# Given exercise
Rewrite the entire listing below as a numbered list, omitting blank lines and leaving out the pictures.

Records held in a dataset
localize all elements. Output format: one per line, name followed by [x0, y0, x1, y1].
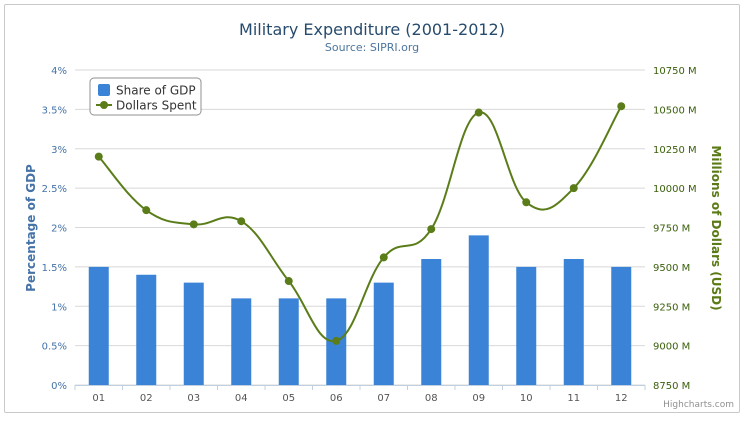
- x-tick-label: 03: [187, 393, 200, 404]
- right-tick-label: 8750 M: [653, 381, 690, 392]
- legend-line-label: Dollars Spent: [116, 99, 197, 113]
- right-tick-label: 9750 M: [653, 224, 690, 235]
- line-point[interactable]: [474, 108, 483, 117]
- line-point[interactable]: [237, 217, 246, 226]
- left-tick-label: 0.5%: [42, 342, 67, 353]
- right-tick-label: 10250 M: [653, 145, 697, 156]
- right-tick-label: 10500 M: [653, 105, 697, 116]
- line-point[interactable]: [284, 277, 293, 286]
- x-tick-label: 06: [330, 393, 343, 404]
- line-point[interactable]: [379, 253, 388, 262]
- line-point[interactable]: [427, 225, 436, 234]
- right-axis-ticks: 8750 M 9000 M 9250 M 9500 M 9750 M 10000 M 102…: [653, 66, 697, 392]
- left-tick-label: 1.5%: [42, 263, 67, 274]
- line-point[interactable]: [189, 220, 198, 229]
- x-tick-label: 07: [377, 393, 390, 404]
- legend-line-marker: [100, 101, 108, 109]
- left-tick-label: 3%: [51, 145, 67, 156]
- left-tick-label: 4%: [51, 66, 67, 77]
- line-point[interactable]: [142, 206, 151, 215]
- bar[interactable]: [516, 266, 537, 385]
- x-axis: 01 02 03 04 05 06 07 08 09 10 11 12: [74, 385, 646, 404]
- x-tick-label: 10: [520, 393, 533, 404]
- x-tick-label: 02: [140, 393, 153, 404]
- x-tick-label: 12: [615, 393, 628, 404]
- line-point[interactable]: [617, 102, 626, 111]
- line-point[interactable]: [569, 184, 578, 193]
- gridlines: [75, 69, 645, 386]
- bar[interactable]: [231, 298, 252, 385]
- legend[interactable]: Share of GDP Dollars Spent: [89, 77, 202, 116]
- x-tick-label: 05: [282, 393, 295, 404]
- x-tick-label: 08: [425, 393, 438, 404]
- legend-bar-label: Share of GDP: [116, 84, 196, 98]
- credits-link[interactable]: Highcharts.com: [663, 400, 734, 410]
- bar[interactable]: [183, 282, 204, 385]
- bar[interactable]: [88, 266, 109, 385]
- x-tick-label: 11: [567, 393, 580, 404]
- x-tick-label: 09: [472, 393, 485, 404]
- x-tick-label: 04: [235, 393, 248, 404]
- legend-bar-swatch: [98, 84, 110, 96]
- line-point[interactable]: [94, 152, 103, 161]
- right-tick-label: 9000 M: [653, 342, 690, 353]
- right-tick-label: 10750 M: [653, 66, 697, 77]
- bar-series: [88, 235, 632, 385]
- bar[interactable]: [373, 282, 394, 385]
- x-tick-label: 01: [92, 393, 105, 404]
- bar[interactable]: [611, 266, 632, 385]
- left-tick-label: 0%: [51, 381, 67, 392]
- bar[interactable]: [468, 235, 489, 385]
- right-axis-title: Millions of Dollars (USD): [709, 145, 723, 310]
- left-tick-label: 3.5%: [42, 105, 67, 116]
- line-series: [94, 102, 626, 345]
- bar[interactable]: [136, 274, 157, 385]
- left-axis-ticks: 0% 0.5% 1% 1.5% 2% 2.5% 3% 3.5% 4%: [42, 66, 67, 392]
- right-tick-label: 10000 M: [653, 184, 697, 195]
- bar[interactable]: [278, 298, 299, 385]
- legend-box: [89, 77, 202, 116]
- legend-item-bar[interactable]: Share of GDP: [98, 84, 196, 98]
- left-axis-title: Percentage of GDP: [24, 164, 38, 292]
- bar[interactable]: [563, 259, 584, 385]
- line-point[interactable]: [332, 336, 341, 345]
- right-tick-label: 9250 M: [653, 302, 690, 313]
- left-tick-label: 1%: [51, 302, 67, 313]
- right-tick-label: 9500 M: [653, 263, 690, 274]
- left-tick-label: 2%: [51, 224, 67, 235]
- line-point[interactable]: [522, 198, 531, 207]
- left-tick-label: 2.5%: [42, 184, 67, 195]
- chart-title: Military Expenditure (2001-2012): [239, 20, 505, 39]
- bar[interactable]: [421, 259, 442, 385]
- legend-item-line[interactable]: Dollars Spent: [96, 99, 197, 113]
- chart-subtitle: Source: SIPRI.org: [325, 41, 419, 54]
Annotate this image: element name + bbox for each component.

# Output for this task
1. localize all elements. Output format: one per line, name followed by [x0, y0, x1, y1].
2. - x-tick-label: 03: [187, 393, 200, 404]
3. - right-tick-label: 8750 M: [653, 381, 690, 392]
4. - legend-line-label: Dollars Spent: [116, 99, 197, 113]
5. - right-tick-label: 9750 M: [653, 224, 690, 235]
6. - line-point[interactable]: [474, 108, 483, 117]
7. - line-point[interactable]: [237, 217, 246, 226]
8. - left-tick-label: 0.5%: [42, 342, 67, 353]
9. - right-tick-label: 10250 M: [653, 145, 697, 156]
10. - right-tick-label: 10500 M: [653, 105, 697, 116]
11. - line-point[interactable]: [284, 277, 293, 286]
12. - x-tick-label: 06: [330, 393, 343, 404]
13. - line-point[interactable]: [379, 253, 388, 262]
14. - line-point[interactable]: [427, 225, 436, 234]
15. - right-axis-ticks: 8750 M 9000 M 9250 M 9500 M 9750 M 10000 M 102…: [653, 66, 697, 392]
16. - left-tick-label: 1.5%: [42, 263, 67, 274]
17. - line-point[interactable]: [189, 220, 198, 229]
18. - x-tick-label: 07: [377, 393, 390, 404]
19. - legend-line-marker: [100, 101, 108, 109]
20. - left-tick-label: 3%: [51, 145, 67, 156]
21. - left-tick-label: 4%: [51, 66, 67, 77]
22. - line-point[interactable]: [142, 206, 151, 215]
23. - bar[interactable]: [516, 266, 537, 385]
24. - x-axis: 01 02 03 04 05 06 07 08 09 10 11 12: [74, 385, 646, 404]
25. - x-tick-label: 10: [520, 393, 533, 404]
26. - x-tick-label: 02: [140, 393, 153, 404]
27. - x-tick-label: 12: [615, 393, 628, 404]
28. - line-point[interactable]: [617, 102, 626, 111]
29. - line-point[interactable]: [569, 184, 578, 193]
30. - gridlines: [75, 69, 645, 386]
31. - bar[interactable]: [231, 298, 252, 385]
32. - legend[interactable]: Share of GDP Dollars Spent: [89, 77, 202, 116]
33. - x-tick-label: 05: [282, 393, 295, 404]
34. - x-tick-label: 08: [425, 393, 438, 404]
35. - legend-bar-label: Share of GDP: [116, 84, 196, 98]
36. - credits-link[interactable]: Highcharts.com: [663, 400, 734, 410]
37. - bar[interactable]: [183, 282, 204, 385]
38. - bar[interactable]: [88, 266, 109, 385]
39. - x-tick-label: 11: [567, 393, 580, 404]
40. - x-tick-label: 09: [472, 393, 485, 404]
41. - x-tick-label: 04: [235, 393, 248, 404]
42. - legend-bar-swatch: [98, 84, 110, 96]
43. - line-point[interactable]: [94, 152, 103, 161]
44. - right-tick-label: 9000 M: [653, 342, 690, 353]
45. - right-tick-label: 10750 M: [653, 66, 697, 77]
46. - bar-series: [88, 235, 632, 385]
47. - bar[interactable]: [373, 282, 394, 385]
48. - x-tick-label: 01: [92, 393, 105, 404]
49. - bar[interactable]: [611, 266, 632, 385]
50. - left-tick-label: 0%: [51, 381, 67, 392]
51. - bar[interactable]: [468, 235, 489, 385]
52. - right-axis-title: Millions of Dollars (USD): [709, 145, 723, 310]
53. - left-tick-label: 3.5%: [42, 105, 67, 116]
54. - line-series: [94, 102, 626, 345]
55. - bar[interactable]: [136, 274, 157, 385]
56. - left-axis-ticks: 0% 0.5% 1% 1.5% 2% 2.5% 3% 3.5% 4%: [42, 66, 67, 392]
57. - right-tick-label: 10000 M: [653, 184, 697, 195]
58. - bar[interactable]: [278, 298, 299, 385]
59. - legend-box: [89, 77, 202, 116]
60. - legend-item-bar[interactable]: Share of GDP: [98, 84, 196, 98]
61. - left-axis-title: Percentage of GDP: [24, 164, 38, 292]
62. - bar[interactable]: [563, 259, 584, 385]
63. - line-point[interactable]: [332, 336, 341, 345]
64. - right-tick-label: 9250 M: [653, 302, 690, 313]
65. - left-tick-label: 1%: [51, 302, 67, 313]
66. - right-tick-label: 9500 M: [653, 263, 690, 274]
67. - left-tick-label: 2%: [51, 224, 67, 235]
68. - line-point[interactable]: [522, 198, 531, 207]
69. - left-tick-label: 2.5%: [42, 184, 67, 195]
70. - chart-title: Military Expenditure (2001-2012): [239, 20, 505, 39]
71. - bar[interactable]: [421, 259, 442, 385]
72. - legend-item-line[interactable]: Dollars Spent: [96, 99, 197, 113]
73. - chart-subtitle: Source: SIPRI.org: [325, 41, 419, 54]
74. Annotate this image: element name + bbox for each component.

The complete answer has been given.